=== Material for the task ===

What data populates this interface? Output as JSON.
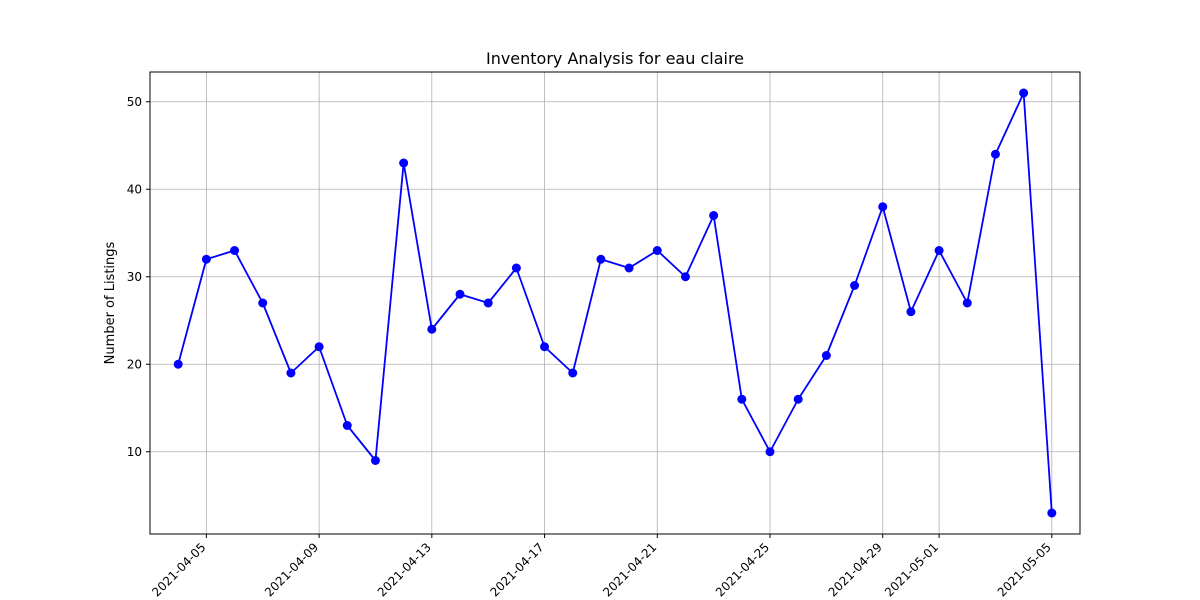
{
  "chart_data": {
    "type": "line",
    "title": "Inventory Analysis for eau claire",
    "xlabel": "",
    "ylabel": "Number of Listings",
    "x": [
      "2021-04-04",
      "2021-04-05",
      "2021-04-06",
      "2021-04-07",
      "2021-04-08",
      "2021-04-09",
      "2021-04-10",
      "2021-04-11",
      "2021-04-12",
      "2021-04-13",
      "2021-04-14",
      "2021-04-15",
      "2021-04-16",
      "2021-04-17",
      "2021-04-18",
      "2021-04-19",
      "2021-04-20",
      "2021-04-21",
      "2021-04-22",
      "2021-04-23",
      "2021-04-24",
      "2021-04-25",
      "2021-04-26",
      "2021-04-27",
      "2021-04-28",
      "2021-04-29",
      "2021-04-30",
      "2021-05-01",
      "2021-05-02",
      "2021-05-03",
      "2021-05-04",
      "2021-05-05"
    ],
    "series": [
      {
        "values": [
          20,
          32,
          33,
          27,
          19,
          22,
          13,
          9,
          43,
          24,
          28,
          27,
          31,
          22,
          19,
          32,
          31,
          33,
          30,
          37,
          16,
          10,
          16,
          21,
          29,
          38,
          26,
          33,
          27,
          44,
          51,
          3
        ],
        "color": "#0000ff",
        "marker": "circle"
      }
    ],
    "xticks": [
      "2021-04-05",
      "2021-04-09",
      "2021-04-13",
      "2021-04-17",
      "2021-04-21",
      "2021-04-25",
      "2021-04-29",
      "2021-05-01",
      "2021-05-05"
    ],
    "yticks": [
      10,
      20,
      30,
      40,
      50
    ],
    "xlim": [
      "2021-04-03",
      "2021-05-06"
    ],
    "ylim": [
      0.6,
      53.4
    ],
    "grid": true
  }
}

===

### Requirements
Take the listing and print it again exactly, but without any pictures.

### Exercise result
What data populates this interface? Output as JSON.
{
  "chart_data": {
    "type": "line",
    "title": "Inventory Analysis for eau claire",
    "xlabel": "",
    "ylabel": "Number of Listings",
    "x": [
      "2021-04-04",
      "2021-04-05",
      "2021-04-06",
      "2021-04-07",
      "2021-04-08",
      "2021-04-09",
      "2021-04-10",
      "2021-04-11",
      "2021-04-12",
      "2021-04-13",
      "2021-04-14",
      "2021-04-15",
      "2021-04-16",
      "2021-04-17",
      "2021-04-18",
      "2021-04-19",
      "2021-04-20",
      "2021-04-21",
      "2021-04-22",
      "2021-04-23",
      "2021-04-24",
      "2021-04-25",
      "2021-04-26",
      "2021-04-27",
      "2021-04-28",
      "2021-04-29",
      "2021-04-30",
      "2021-05-01",
      "2021-05-02",
      "2021-05-03",
      "2021-05-04",
      "2021-05-05"
    ],
    "series": [
      {
        "values": [
          20,
          32,
          33,
          27,
          19,
          22,
          13,
          9,
          43,
          24,
          28,
          27,
          31,
          22,
          19,
          32,
          31,
          33,
          30,
          37,
          16,
          10,
          16,
          21,
          29,
          38,
          26,
          33,
          27,
          44,
          51,
          3
        ],
        "color": "#0000ff",
        "marker": "circle"
      }
    ],
    "xticks": [
      "2021-04-05",
      "2021-04-09",
      "2021-04-13",
      "2021-04-17",
      "2021-04-21",
      "2021-04-25",
      "2021-04-29",
      "2021-05-01",
      "2021-05-05"
    ],
    "yticks": [
      10,
      20,
      30,
      40,
      50
    ],
    "xlim": [
      "2021-04-03",
      "2021-05-06"
    ],
    "ylim": [
      0.6,
      53.4
    ],
    "grid": true
  }
}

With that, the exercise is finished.